Dataset entries
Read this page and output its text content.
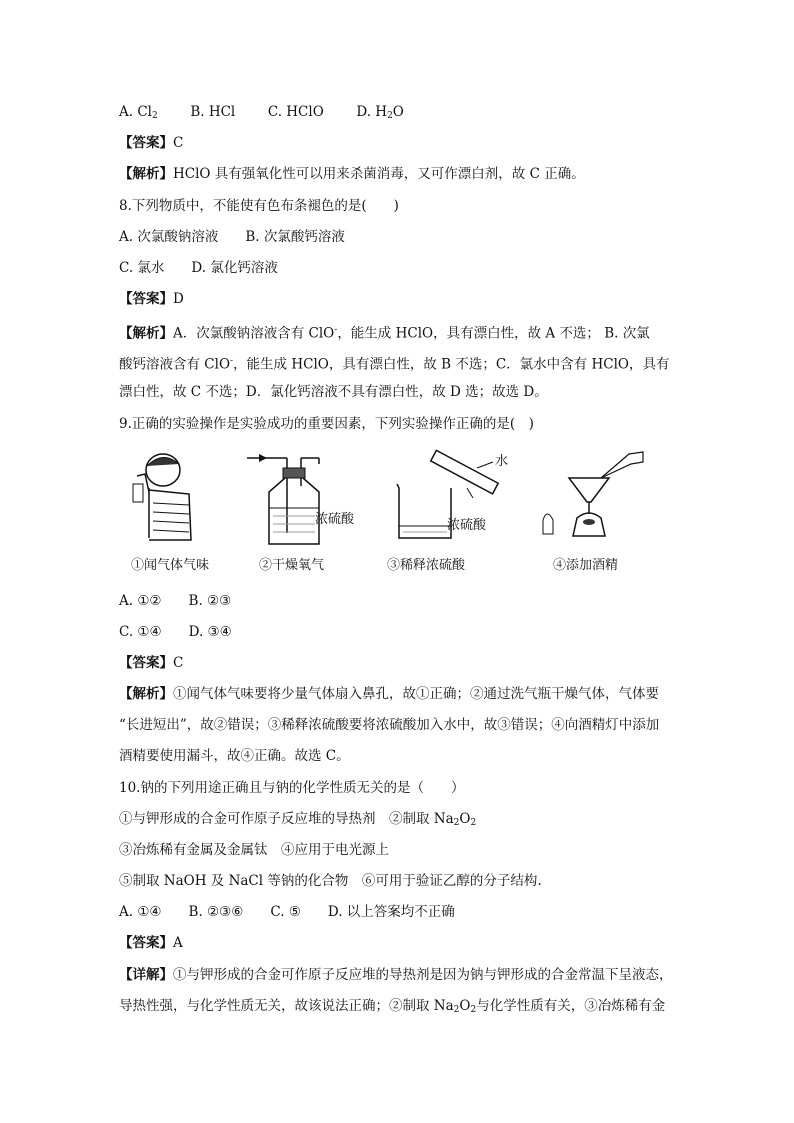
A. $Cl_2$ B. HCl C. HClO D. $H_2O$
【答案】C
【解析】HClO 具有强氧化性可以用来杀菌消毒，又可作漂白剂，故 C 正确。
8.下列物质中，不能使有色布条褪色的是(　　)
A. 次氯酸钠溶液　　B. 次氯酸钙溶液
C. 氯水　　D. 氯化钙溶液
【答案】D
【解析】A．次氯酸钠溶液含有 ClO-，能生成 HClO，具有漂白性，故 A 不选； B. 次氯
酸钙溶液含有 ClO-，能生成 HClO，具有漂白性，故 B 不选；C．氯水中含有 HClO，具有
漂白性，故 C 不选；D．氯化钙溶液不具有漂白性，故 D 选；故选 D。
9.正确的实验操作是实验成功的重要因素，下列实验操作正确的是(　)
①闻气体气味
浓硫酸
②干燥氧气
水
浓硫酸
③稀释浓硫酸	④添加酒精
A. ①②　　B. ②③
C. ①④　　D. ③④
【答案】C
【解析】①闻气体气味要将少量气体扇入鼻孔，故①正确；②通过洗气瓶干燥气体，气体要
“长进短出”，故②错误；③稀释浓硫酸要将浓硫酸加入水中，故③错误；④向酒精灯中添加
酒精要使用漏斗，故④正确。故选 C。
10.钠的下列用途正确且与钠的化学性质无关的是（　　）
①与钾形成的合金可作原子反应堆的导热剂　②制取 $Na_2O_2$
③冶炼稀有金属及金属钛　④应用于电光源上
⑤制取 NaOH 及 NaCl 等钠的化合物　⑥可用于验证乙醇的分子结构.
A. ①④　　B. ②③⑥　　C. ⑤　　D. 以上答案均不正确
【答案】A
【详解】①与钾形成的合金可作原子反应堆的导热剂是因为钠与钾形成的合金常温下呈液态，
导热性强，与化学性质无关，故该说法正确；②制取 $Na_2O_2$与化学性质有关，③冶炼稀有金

• [YOUR GOAL] Using the listing above, pull out all lines that hold the word "HClO".

• [RIGHT ANSWER]
A. $Cl_2$ B. HCl C. HClO D. $H_2O$
【解析】HClO 具有强氧化性可以用来杀菌消毒，又可作漂白剂，故 C 正确。
【解析】A．次氯酸钠溶液含有 ClO-，能生成 HClO，具有漂白性，故 A 不选； B. 次氯
酸钙溶液含有 ClO-，能生成 HClO，具有漂白性，故 B 不选；C．氯水中含有 HClO，具有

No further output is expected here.